STATED PROBLEM:
Could you extract every entry below and reproduce it exactly?
******
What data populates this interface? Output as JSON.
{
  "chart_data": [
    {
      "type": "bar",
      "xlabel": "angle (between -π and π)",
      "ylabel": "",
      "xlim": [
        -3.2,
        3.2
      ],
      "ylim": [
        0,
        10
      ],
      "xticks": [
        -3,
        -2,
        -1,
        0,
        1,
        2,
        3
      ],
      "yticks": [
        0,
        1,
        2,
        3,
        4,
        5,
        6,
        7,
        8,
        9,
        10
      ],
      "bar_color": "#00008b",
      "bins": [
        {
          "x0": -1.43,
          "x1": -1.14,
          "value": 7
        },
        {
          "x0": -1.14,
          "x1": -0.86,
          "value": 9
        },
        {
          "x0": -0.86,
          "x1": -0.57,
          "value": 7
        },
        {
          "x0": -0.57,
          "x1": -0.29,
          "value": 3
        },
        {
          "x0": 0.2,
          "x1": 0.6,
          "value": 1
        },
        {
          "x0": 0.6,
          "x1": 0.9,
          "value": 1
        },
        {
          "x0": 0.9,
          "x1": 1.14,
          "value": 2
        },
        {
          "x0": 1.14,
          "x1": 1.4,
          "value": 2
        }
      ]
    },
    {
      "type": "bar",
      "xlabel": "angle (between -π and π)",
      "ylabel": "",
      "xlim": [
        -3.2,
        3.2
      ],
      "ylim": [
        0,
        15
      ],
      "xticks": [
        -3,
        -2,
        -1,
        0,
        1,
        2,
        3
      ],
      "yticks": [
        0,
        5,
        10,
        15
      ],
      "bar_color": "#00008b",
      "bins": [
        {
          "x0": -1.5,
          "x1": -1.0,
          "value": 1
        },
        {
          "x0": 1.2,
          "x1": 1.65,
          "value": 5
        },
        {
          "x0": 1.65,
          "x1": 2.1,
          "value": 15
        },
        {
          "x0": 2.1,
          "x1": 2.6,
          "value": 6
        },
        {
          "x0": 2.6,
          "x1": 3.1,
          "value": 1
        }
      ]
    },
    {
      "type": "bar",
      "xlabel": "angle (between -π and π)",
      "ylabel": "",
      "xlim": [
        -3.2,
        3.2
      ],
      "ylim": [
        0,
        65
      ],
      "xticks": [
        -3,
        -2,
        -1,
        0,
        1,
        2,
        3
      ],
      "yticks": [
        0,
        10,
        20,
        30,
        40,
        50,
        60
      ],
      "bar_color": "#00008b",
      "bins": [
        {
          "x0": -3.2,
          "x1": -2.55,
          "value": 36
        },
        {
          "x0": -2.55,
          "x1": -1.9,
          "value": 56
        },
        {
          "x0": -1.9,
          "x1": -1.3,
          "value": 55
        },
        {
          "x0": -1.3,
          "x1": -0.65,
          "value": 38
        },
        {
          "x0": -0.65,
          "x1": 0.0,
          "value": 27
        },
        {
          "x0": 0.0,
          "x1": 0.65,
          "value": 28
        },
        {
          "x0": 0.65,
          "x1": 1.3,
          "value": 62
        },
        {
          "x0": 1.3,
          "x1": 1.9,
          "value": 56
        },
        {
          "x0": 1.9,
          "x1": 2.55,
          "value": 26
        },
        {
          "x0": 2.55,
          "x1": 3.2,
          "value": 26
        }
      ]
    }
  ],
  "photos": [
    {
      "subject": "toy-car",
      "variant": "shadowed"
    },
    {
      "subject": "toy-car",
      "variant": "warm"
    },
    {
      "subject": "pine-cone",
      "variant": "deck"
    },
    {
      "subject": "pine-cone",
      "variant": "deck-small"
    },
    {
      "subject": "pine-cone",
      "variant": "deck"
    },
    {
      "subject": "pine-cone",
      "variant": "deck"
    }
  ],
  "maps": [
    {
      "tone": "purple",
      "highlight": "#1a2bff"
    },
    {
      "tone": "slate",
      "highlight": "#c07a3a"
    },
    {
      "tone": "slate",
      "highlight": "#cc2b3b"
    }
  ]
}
******
TASK OUTPUT:
What data populates this interface? Output as JSON.
{
  "chart_data": [
    {
      "type": "bar",
      "xlabel": "angle (between -π and π)",
      "ylabel": "",
      "xlim": [
        -3.2,
        3.2
      ],
      "ylim": [
        0,
        10
      ],
      "xticks": [
        -3,
        -2,
        -1,
        0,
        1,
        2,
        3
      ],
      "yticks": [
        0,
        1,
        2,
        3,
        4,
        5,
        6,
        7,
        8,
        9,
        10
      ],
      "bar_color": "#00008b",
      "bins": [
        {
          "x0": -1.43,
          "x1": -1.14,
          "value": 7
        },
        {
          "x0": -1.14,
          "x1": -0.86,
          "value": 9
        },
        {
          "x0": -0.86,
          "x1": -0.57,
          "value": 7
        },
        {
          "x0": -0.57,
          "x1": -0.29,
          "value": 3
        },
        {
          "x0": 0.2,
          "x1": 0.6,
          "value": 1
        },
        {
          "x0": 0.6,
          "x1": 0.9,
          "value": 1
        },
        {
          "x0": 0.9,
          "x1": 1.14,
          "value": 2
        },
        {
          "x0": 1.14,
          "x1": 1.4,
          "value": 2
        }
      ]
    },
    {
      "type": "bar",
      "xlabel": "angle (between -π and π)",
      "ylabel": "",
      "xlim": [
        -3.2,
        3.2
      ],
      "ylim": [
        0,
        15
      ],
      "xticks": [
        -3,
        -2,
        -1,
        0,
        1,
        2,
        3
      ],
      "yticks": [
        0,
        5,
        10,
        15
      ],
      "bar_color": "#00008b",
      "bins": [
        {
          "x0": -1.5,
          "x1": -1.0,
          "value": 1
        },
        {
          "x0": 1.2,
          "x1": 1.65,
          "value": 5
        },
        {
          "x0": 1.65,
          "x1": 2.1,
          "value": 15
        },
        {
          "x0": 2.1,
          "x1": 2.6,
          "value": 6
        },
        {
          "x0": 2.6,
          "x1": 3.1,
          "value": 1
        }
      ]
    },
    {
      "type": "bar",
      "xlabel": "angle (between -π and π)",
      "ylabel": "",
      "xlim": [
        -3.2,
        3.2
      ],
      "ylim": [
        0,
        65
      ],
      "xticks": [
        -3,
        -2,
        -1,
        0,
        1,
        2,
        3
      ],
      "yticks": [
        0,
        10,
        20,
        30,
        40,
        50,
        60
      ],
      "bar_color": "#00008b",
      "bins": [
        {
          "x0": -3.2,
          "x1": -2.55,
          "value": 36
        },
        {
          "x0": -2.55,
          "x1": -1.9,
          "value": 56
        },
        {
          "x0": -1.9,
          "x1": -1.3,
          "value": 55
        },
        {
          "x0": -1.3,
          "x1": -0.65,
          "value": 38
        },
        {
          "x0": -0.65,
          "x1": 0.0,
          "value": 27
        },
        {
          "x0": 0.0,
          "x1": 0.65,
          "value": 28
        },
        {
          "x0": 0.65,
          "x1": 1.3,
          "value": 62
        },
        {
          "x0": 1.3,
          "x1": 1.9,
          "value": 56
        },
        {
          "x0": 1.9,
          "x1": 2.55,
          "value": 26
        },
        {
          "x0": 2.55,
          "x1": 3.2,
          "value": 26
        }
      ]
    }
  ],
  "photos": [
    {
      "subject": "toy-car",
      "variant": "shadowed"
    },
    {
      "subject": "toy-car",
      "variant": "warm"
    },
    {
      "subject": "pine-cone",
      "variant": "deck"
    },
    {
      "subject": "pine-cone",
      "variant": "deck-small"
    },
    {
      "subject": "pine-cone",
      "variant": "deck"
    },
    {
      "subject": "pine-cone",
      "variant": "deck"
    }
  ],
  "maps": [
    {
      "tone": "purple",
      "highlight": "#1a2bff"
    },
    {
      "tone": "slate",
      "highlight": "#c07a3a"
    },
    {
      "tone": "slate",
      "highlight": "#cc2b3b"
    }
  ]
}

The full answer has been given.